• _Task requirements_: Copy out all lines in the data below containing the string "measured".
--------
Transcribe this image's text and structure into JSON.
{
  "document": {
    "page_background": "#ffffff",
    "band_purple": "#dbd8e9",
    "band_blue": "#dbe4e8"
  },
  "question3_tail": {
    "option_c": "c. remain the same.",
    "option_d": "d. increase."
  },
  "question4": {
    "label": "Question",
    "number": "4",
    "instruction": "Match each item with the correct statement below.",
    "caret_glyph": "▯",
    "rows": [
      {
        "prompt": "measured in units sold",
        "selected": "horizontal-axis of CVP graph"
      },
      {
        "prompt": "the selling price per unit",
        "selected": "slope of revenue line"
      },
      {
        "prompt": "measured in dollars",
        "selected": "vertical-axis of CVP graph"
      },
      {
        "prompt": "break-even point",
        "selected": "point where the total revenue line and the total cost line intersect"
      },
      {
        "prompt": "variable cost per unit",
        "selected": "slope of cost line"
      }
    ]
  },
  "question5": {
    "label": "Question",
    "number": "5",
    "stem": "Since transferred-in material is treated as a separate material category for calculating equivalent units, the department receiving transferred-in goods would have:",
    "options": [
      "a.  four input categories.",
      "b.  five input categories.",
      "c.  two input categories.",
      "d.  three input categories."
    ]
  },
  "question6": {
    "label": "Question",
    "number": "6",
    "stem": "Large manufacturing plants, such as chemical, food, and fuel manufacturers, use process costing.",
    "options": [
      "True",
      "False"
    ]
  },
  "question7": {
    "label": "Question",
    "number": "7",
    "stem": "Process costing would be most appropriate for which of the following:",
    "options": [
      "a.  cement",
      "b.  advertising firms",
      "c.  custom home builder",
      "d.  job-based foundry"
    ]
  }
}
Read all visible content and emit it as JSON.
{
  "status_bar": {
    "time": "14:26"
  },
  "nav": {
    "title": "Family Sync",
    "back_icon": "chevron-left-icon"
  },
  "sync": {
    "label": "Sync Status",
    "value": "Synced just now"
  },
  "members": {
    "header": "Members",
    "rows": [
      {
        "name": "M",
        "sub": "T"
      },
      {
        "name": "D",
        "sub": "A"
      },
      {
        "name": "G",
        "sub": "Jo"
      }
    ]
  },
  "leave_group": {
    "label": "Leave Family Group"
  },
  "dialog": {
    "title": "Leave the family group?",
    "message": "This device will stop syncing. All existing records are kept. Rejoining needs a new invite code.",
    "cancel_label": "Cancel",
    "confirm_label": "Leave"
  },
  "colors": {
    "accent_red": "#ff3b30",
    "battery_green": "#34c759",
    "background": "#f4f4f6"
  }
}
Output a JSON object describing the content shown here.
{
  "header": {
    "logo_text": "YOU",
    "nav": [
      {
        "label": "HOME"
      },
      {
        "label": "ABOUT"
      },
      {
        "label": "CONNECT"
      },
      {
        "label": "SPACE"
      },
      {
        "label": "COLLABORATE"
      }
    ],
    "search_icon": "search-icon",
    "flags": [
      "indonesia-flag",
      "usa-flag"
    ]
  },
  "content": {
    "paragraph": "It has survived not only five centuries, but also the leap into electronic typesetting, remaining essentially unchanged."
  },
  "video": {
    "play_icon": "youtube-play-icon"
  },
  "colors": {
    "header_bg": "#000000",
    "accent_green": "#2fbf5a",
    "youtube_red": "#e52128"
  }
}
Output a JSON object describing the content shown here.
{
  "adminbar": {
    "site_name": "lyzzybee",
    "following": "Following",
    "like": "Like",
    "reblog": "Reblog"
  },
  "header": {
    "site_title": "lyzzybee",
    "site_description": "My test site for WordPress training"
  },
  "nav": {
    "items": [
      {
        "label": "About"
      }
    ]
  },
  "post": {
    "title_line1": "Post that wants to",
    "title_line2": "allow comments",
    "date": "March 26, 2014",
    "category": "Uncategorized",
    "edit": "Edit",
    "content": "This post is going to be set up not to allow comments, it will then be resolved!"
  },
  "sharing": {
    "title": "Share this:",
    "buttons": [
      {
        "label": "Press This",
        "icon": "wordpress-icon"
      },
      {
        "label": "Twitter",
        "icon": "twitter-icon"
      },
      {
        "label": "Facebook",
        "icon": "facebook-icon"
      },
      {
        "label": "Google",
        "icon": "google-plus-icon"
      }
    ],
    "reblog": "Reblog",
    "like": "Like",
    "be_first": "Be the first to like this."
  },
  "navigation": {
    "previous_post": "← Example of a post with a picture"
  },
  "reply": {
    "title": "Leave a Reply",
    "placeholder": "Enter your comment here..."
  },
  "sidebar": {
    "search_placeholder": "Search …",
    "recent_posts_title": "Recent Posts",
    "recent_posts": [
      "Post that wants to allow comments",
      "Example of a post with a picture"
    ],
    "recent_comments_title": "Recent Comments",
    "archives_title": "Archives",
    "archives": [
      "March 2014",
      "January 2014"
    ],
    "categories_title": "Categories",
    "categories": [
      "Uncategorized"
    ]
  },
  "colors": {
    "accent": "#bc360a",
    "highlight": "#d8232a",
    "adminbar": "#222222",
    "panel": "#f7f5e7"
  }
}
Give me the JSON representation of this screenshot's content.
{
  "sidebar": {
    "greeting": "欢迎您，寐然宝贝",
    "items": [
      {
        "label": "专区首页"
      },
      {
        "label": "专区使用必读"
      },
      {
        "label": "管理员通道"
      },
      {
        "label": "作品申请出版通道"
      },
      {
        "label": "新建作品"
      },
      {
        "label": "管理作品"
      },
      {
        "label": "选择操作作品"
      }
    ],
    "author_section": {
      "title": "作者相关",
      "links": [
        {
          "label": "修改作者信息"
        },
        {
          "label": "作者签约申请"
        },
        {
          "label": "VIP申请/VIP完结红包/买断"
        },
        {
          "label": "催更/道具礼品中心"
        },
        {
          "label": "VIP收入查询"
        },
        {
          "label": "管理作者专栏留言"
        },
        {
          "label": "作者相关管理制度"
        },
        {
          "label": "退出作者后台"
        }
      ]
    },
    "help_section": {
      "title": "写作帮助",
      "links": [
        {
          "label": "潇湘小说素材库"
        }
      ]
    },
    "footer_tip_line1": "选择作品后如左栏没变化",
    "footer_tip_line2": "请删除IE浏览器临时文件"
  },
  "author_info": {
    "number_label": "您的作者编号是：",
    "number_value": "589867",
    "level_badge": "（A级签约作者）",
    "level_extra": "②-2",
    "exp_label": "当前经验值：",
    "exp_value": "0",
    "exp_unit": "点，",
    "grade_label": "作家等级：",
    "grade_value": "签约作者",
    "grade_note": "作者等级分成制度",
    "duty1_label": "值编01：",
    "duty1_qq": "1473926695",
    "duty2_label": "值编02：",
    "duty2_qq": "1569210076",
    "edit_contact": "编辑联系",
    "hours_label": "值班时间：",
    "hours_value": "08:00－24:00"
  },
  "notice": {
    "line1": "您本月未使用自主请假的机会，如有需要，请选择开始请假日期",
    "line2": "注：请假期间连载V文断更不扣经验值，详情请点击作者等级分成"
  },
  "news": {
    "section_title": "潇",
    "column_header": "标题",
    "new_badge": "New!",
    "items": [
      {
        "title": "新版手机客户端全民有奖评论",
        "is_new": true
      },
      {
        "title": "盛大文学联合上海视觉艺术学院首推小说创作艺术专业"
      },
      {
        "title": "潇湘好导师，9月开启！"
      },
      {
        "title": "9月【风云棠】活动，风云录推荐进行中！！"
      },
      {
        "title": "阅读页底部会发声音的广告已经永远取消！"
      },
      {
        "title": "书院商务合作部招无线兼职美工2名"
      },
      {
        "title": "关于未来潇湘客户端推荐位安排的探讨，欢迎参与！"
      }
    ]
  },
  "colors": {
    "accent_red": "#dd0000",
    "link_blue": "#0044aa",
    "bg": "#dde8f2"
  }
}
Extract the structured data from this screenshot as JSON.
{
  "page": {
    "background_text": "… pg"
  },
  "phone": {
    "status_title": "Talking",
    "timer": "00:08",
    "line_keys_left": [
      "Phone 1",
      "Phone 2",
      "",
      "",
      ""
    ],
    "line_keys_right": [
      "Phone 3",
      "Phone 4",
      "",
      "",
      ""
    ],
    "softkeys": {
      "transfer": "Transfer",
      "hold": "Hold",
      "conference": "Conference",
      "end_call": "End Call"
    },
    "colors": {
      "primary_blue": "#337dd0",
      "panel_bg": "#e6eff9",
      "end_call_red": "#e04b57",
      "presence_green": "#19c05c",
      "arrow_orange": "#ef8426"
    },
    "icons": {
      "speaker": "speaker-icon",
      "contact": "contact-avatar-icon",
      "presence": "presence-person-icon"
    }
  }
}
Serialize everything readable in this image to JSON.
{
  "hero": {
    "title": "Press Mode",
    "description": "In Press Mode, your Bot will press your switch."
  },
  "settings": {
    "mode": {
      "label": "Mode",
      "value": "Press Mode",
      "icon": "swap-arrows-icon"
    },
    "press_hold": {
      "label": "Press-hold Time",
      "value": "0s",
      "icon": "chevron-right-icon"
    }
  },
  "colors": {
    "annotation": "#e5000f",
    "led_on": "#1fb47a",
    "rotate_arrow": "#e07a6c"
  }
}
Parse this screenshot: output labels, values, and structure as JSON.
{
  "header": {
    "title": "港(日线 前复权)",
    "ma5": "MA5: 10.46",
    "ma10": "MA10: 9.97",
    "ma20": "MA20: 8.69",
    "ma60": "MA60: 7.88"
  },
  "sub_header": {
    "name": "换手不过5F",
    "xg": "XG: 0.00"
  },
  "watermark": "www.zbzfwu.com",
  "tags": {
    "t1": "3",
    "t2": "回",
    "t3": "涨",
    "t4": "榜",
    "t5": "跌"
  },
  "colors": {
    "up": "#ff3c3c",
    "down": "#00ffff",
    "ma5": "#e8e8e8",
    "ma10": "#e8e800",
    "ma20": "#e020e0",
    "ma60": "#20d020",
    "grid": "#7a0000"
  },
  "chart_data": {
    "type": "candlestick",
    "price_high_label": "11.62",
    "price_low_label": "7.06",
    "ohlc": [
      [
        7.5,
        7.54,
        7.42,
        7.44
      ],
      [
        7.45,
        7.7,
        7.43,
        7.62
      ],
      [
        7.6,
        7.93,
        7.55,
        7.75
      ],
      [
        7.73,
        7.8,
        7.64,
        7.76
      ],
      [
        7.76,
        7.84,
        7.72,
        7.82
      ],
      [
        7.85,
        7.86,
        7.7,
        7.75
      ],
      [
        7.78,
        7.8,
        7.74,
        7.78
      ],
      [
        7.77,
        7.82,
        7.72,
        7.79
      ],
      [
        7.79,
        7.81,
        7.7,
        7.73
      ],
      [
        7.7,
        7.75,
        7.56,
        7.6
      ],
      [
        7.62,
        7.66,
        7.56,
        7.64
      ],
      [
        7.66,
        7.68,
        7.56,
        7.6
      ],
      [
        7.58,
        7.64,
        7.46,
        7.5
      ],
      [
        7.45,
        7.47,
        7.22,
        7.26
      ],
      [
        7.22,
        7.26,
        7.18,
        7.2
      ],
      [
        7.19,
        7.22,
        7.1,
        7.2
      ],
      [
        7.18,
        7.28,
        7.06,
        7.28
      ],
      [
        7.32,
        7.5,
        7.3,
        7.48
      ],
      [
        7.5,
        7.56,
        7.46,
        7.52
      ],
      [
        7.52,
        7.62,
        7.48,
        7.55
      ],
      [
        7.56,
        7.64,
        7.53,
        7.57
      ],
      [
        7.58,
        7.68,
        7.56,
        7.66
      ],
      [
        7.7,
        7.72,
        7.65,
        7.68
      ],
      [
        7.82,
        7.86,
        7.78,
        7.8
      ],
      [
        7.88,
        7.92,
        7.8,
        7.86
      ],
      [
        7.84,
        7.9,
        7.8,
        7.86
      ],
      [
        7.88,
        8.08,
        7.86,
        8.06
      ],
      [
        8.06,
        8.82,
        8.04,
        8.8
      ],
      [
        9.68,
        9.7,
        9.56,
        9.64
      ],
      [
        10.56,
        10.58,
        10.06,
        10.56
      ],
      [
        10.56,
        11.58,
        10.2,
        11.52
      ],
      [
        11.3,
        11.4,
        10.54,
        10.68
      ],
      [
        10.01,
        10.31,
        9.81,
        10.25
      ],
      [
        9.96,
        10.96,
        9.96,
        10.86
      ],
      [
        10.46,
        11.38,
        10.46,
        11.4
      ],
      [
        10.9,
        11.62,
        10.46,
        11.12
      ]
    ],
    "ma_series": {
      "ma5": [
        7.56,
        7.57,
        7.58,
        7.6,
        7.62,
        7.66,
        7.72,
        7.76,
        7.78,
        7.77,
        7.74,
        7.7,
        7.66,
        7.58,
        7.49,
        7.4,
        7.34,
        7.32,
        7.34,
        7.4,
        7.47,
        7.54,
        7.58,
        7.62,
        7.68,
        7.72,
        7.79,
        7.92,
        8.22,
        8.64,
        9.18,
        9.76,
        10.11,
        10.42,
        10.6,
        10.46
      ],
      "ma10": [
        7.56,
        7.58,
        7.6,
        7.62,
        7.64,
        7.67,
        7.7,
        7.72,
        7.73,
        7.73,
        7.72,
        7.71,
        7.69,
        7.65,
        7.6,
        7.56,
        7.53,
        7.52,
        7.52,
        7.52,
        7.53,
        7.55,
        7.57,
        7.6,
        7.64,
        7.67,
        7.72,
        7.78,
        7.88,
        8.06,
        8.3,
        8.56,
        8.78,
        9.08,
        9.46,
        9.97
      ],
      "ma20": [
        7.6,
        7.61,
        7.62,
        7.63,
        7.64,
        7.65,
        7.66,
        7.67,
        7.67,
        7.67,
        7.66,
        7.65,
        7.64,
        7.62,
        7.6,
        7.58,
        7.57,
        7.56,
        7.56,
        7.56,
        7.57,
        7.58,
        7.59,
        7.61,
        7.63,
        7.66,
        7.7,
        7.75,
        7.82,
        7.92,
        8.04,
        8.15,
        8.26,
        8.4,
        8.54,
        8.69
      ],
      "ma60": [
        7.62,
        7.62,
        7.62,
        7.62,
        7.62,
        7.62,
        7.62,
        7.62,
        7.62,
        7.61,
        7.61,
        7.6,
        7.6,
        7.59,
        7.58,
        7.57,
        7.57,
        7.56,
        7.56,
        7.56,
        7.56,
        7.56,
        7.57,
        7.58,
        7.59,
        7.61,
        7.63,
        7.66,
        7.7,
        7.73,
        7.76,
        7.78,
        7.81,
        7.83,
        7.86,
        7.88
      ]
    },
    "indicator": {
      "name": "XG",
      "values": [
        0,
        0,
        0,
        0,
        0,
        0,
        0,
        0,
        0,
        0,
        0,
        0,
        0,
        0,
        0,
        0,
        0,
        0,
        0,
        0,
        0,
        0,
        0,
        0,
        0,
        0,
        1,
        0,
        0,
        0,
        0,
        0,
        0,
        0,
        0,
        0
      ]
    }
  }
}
--------
• _Written answer_:
        "prompt": "measured in units sold",
        "prompt": "measured in dollars",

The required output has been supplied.